## Given records

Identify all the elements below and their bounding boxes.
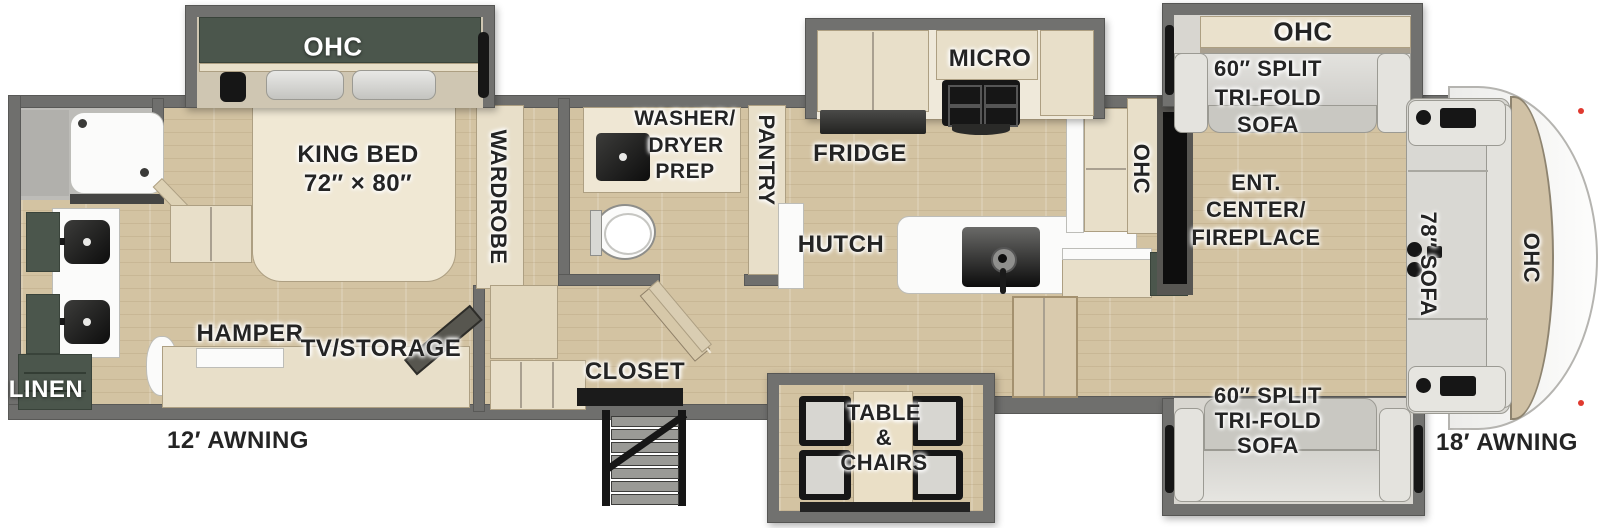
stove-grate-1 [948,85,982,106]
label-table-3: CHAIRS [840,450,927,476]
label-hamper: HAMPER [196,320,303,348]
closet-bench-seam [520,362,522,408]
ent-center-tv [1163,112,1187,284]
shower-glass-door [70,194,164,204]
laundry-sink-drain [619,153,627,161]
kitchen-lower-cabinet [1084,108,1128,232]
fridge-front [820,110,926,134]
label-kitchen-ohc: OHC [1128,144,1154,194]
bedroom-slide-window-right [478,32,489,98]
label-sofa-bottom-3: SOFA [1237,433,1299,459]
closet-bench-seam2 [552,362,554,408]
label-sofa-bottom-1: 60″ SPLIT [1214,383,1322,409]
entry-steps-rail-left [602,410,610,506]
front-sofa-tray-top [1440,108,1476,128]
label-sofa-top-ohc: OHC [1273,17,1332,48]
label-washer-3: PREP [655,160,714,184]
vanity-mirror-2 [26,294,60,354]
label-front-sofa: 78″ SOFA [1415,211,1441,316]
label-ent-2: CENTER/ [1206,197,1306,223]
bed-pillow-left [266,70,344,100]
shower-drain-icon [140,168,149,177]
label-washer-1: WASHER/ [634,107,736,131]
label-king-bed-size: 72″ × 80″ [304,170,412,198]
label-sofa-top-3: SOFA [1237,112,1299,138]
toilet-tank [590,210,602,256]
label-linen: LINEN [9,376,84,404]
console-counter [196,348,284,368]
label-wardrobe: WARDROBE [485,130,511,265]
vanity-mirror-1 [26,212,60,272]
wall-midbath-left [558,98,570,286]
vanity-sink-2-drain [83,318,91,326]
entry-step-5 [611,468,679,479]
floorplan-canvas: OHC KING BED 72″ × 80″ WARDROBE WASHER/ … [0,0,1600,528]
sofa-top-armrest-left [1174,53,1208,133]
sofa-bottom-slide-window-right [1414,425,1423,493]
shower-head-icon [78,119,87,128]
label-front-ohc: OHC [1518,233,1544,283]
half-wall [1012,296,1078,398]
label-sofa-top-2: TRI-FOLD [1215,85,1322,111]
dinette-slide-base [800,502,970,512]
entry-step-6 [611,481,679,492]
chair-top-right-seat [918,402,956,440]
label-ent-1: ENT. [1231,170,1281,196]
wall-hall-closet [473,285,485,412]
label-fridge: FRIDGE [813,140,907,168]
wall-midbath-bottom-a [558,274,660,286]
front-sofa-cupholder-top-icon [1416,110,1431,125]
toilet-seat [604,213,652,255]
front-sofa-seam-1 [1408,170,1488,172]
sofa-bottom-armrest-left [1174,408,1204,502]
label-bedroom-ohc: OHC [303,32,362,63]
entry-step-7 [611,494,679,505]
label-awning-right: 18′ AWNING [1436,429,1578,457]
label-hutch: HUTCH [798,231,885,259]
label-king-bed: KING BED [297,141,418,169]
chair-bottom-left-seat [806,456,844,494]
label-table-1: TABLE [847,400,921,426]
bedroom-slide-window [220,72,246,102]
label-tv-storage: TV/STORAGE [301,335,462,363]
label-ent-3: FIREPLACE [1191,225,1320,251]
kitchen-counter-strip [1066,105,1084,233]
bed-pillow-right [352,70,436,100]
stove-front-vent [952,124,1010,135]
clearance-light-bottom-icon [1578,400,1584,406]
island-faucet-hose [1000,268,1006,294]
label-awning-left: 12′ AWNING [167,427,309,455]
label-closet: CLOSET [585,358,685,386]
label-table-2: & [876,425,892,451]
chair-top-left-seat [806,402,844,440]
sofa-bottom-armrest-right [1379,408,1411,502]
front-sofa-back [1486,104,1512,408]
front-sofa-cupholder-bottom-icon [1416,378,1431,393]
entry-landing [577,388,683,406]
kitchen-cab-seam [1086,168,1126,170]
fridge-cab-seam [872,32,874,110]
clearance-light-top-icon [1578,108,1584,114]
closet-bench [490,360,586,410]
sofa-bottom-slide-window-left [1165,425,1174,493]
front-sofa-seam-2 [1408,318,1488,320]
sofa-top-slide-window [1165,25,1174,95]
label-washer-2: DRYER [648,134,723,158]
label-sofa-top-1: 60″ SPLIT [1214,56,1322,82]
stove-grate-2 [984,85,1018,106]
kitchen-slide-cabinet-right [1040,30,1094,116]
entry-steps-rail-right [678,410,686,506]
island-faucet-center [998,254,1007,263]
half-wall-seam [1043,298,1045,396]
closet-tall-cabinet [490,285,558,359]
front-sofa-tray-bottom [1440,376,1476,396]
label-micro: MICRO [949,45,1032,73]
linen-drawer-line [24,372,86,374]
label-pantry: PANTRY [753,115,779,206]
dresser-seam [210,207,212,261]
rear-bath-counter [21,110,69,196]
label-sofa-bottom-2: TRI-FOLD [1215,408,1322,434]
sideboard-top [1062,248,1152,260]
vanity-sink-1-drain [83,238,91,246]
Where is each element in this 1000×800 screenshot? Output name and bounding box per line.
* * *
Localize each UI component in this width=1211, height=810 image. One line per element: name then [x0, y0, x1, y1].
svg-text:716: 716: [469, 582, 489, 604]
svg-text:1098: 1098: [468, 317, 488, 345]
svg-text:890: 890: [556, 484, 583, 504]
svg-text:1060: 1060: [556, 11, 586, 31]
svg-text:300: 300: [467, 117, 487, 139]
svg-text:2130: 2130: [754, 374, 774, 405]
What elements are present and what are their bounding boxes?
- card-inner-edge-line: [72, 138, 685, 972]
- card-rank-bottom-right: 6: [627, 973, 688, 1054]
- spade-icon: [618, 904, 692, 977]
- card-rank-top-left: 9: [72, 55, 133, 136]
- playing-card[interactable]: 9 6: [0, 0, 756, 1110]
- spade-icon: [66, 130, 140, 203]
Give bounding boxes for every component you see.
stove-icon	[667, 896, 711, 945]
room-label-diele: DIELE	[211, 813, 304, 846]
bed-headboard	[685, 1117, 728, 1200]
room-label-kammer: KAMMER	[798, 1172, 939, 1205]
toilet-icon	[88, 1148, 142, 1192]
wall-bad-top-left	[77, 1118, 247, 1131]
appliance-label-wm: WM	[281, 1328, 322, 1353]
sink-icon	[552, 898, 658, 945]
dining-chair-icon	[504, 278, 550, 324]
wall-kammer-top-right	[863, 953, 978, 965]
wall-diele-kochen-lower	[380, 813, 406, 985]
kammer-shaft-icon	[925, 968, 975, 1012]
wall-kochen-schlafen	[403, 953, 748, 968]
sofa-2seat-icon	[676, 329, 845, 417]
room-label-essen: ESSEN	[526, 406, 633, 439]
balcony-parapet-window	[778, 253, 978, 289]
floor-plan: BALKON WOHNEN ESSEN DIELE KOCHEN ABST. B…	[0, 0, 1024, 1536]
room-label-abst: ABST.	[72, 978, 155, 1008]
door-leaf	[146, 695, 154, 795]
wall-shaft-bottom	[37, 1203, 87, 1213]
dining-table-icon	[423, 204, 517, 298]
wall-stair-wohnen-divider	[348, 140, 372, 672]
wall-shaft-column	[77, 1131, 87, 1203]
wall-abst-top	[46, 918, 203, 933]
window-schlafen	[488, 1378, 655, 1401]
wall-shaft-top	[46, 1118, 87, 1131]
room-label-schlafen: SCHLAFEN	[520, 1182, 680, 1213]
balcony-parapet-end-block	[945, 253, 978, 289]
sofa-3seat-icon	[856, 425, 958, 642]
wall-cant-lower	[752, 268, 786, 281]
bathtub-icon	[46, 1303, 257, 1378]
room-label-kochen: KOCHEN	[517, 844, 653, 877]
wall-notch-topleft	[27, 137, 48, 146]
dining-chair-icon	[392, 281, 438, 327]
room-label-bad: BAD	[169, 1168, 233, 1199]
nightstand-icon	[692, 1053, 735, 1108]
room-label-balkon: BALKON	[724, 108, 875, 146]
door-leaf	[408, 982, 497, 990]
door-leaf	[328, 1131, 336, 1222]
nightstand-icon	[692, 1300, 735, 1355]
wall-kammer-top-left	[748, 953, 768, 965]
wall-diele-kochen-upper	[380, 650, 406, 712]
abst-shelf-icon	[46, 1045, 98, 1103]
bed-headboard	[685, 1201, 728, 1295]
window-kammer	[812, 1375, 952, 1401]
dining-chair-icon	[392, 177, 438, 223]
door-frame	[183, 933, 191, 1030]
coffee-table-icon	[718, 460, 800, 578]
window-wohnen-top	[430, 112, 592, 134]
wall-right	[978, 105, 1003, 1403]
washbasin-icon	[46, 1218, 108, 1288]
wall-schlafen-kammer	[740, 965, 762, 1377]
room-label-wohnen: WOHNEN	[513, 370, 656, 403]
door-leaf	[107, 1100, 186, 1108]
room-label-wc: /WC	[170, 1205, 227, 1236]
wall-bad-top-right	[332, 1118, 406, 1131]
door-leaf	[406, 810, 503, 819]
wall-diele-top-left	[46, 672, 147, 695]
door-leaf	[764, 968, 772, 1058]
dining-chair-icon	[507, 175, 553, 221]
==
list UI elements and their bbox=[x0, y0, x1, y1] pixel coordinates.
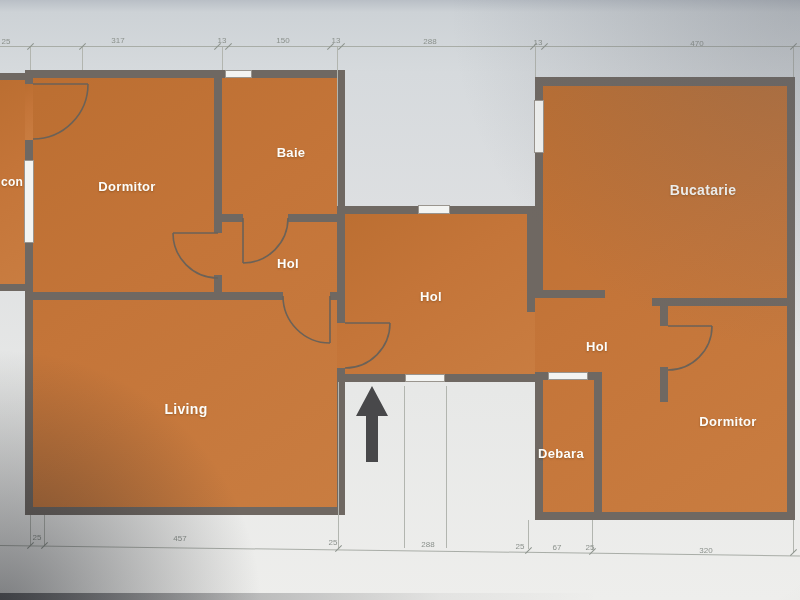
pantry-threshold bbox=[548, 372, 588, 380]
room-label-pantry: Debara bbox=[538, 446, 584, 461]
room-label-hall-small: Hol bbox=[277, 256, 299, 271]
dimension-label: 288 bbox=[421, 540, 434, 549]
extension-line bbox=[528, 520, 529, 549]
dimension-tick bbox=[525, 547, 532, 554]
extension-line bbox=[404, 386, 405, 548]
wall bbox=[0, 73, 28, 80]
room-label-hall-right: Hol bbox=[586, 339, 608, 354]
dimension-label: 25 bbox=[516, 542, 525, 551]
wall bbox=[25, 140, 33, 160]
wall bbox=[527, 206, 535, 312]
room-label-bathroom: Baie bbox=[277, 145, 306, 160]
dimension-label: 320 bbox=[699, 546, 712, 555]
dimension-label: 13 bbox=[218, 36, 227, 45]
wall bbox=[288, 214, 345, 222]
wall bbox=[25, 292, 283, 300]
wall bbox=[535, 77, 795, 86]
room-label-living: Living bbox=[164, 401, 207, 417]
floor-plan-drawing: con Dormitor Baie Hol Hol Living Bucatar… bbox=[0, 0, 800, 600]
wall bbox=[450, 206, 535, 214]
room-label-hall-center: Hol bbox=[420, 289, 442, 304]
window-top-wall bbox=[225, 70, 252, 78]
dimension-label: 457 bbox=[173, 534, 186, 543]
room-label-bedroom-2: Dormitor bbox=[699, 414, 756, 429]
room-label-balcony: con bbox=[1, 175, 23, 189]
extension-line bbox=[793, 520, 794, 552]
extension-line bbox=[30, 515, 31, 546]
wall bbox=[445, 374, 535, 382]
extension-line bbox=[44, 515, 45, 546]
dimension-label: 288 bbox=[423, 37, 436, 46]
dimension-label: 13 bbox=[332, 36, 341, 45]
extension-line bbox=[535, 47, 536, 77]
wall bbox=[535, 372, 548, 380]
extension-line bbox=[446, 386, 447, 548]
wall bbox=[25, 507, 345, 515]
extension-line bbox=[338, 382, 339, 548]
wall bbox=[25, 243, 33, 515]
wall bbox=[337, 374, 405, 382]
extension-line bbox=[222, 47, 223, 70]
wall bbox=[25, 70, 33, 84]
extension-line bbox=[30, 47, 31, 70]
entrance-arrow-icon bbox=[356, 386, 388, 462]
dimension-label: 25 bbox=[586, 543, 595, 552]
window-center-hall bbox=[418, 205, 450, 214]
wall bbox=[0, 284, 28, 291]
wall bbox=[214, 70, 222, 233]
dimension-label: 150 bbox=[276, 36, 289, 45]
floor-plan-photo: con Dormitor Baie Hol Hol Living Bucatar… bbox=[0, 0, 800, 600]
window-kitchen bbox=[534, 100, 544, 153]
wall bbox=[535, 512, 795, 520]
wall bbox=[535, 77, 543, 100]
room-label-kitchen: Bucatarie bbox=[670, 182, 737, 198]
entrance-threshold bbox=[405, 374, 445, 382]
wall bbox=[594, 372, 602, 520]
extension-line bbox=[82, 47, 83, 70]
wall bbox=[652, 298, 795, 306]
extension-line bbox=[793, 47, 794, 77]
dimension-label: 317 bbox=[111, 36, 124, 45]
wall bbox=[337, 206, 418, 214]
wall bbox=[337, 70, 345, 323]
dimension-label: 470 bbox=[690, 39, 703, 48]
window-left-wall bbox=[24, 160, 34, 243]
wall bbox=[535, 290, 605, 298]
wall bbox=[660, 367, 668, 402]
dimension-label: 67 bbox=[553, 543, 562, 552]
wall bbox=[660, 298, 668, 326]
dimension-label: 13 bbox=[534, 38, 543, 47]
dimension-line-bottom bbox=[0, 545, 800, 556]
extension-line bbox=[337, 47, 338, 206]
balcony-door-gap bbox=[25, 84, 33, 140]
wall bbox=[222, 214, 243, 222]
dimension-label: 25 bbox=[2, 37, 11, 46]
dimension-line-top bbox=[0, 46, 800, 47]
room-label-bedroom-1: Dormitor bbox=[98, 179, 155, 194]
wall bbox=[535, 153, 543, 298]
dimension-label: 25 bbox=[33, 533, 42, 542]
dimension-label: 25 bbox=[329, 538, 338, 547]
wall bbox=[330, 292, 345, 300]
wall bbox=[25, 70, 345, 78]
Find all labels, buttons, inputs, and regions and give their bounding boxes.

## Exercise prompt
Find every line in the records above that contains the string "hall" and copy each of those lines.

## Complete answer
wall-hall-closet [473,285,485,412]
room-label-hall-small: Hol bbox=[277, 256, 299, 271]
room-label-hall-right: Hol bbox=[586, 339, 608, 354]
room-label-hall-center: Hol bbox=[420, 289, 442, 304]
window-center-hall bbox=[418, 205, 450, 214]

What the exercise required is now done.